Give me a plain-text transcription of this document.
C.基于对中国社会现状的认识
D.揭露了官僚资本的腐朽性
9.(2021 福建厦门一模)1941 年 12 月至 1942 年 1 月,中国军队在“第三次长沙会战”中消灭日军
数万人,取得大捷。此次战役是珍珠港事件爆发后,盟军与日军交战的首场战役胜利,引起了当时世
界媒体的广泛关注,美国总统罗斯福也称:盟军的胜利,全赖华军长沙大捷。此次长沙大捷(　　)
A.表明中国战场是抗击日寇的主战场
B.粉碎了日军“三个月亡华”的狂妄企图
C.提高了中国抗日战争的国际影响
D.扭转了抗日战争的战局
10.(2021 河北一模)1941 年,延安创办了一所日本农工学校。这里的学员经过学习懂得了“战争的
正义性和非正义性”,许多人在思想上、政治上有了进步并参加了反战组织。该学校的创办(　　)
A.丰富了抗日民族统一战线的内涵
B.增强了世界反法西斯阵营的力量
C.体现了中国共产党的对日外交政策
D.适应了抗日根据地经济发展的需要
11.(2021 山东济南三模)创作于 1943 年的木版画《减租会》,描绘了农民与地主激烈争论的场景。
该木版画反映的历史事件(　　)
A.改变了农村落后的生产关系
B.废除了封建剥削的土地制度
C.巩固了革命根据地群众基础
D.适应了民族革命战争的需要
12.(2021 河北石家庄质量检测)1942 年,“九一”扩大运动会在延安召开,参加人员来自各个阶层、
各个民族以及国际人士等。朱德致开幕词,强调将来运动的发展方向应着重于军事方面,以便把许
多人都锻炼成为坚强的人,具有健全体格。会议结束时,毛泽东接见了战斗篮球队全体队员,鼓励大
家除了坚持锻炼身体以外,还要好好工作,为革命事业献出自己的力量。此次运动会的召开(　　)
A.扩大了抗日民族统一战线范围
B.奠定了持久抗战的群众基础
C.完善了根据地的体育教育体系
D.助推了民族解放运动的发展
——
§ **AIM OF THE EXERCISE**: From the first line to the last, please quote the material above exactly.

§ **ANSWER BELOW**:
Give me a plain-text transcription of this document.
C.基于对中国社会现状的认识
D.揭露了官僚资本的腐朽性
9.(2021 福建厦门一模)1941 年 12 月至 1942 年 1 月,中国军队在“第三次长沙会战”中消灭日军
数万人,取得大捷。此次战役是珍珠港事件爆发后,盟军与日军交战的首场战役胜利,引起了当时世
界媒体的广泛关注,美国总统罗斯福也称:盟军的胜利,全赖华军长沙大捷。此次长沙大捷(　　)
A.表明中国战场是抗击日寇的主战场
B.粉碎了日军“三个月亡华”的狂妄企图
C.提高了中国抗日战争的国际影响
D.扭转了抗日战争的战局
10.(2021 河北一模)1941 年,延安创办了一所日本农工学校。这里的学员经过学习懂得了“战争的
正义性和非正义性”,许多人在思想上、政治上有了进步并参加了反战组织。该学校的创办(　　)
A.丰富了抗日民族统一战线的内涵
B.增强了世界反法西斯阵营的力量
C.体现了中国共产党的对日外交政策
D.适应了抗日根据地经济发展的需要
11.(2021 山东济南三模)创作于 1943 年的木版画《减租会》,描绘了农民与地主激烈争论的场景。
该木版画反映的历史事件(　　)
A.改变了农村落后的生产关系
B.废除了封建剥削的土地制度
C.巩固了革命根据地群众基础
D.适应了民族革命战争的需要
12.(2021 河北石家庄质量检测)1942 年,“九一”扩大运动会在延安召开,参加人员来自各个阶层、
各个民族以及国际人士等。朱德致开幕词,强调将来运动的发展方向应着重于军事方面,以便把许
多人都锻炼成为坚强的人,具有健全体格。会议结束时,毛泽东接见了战斗篮球队全体队员,鼓励大
家除了坚持锻炼身体以外,还要好好工作,为革命事业献出自己的力量。此次运动会的召开(　　)
A.扩大了抗日民族统一战线范围
B.奠定了持久抗战的群众基础
C.完善了根据地的体育教育体系
D.助推了民族解放运动的发展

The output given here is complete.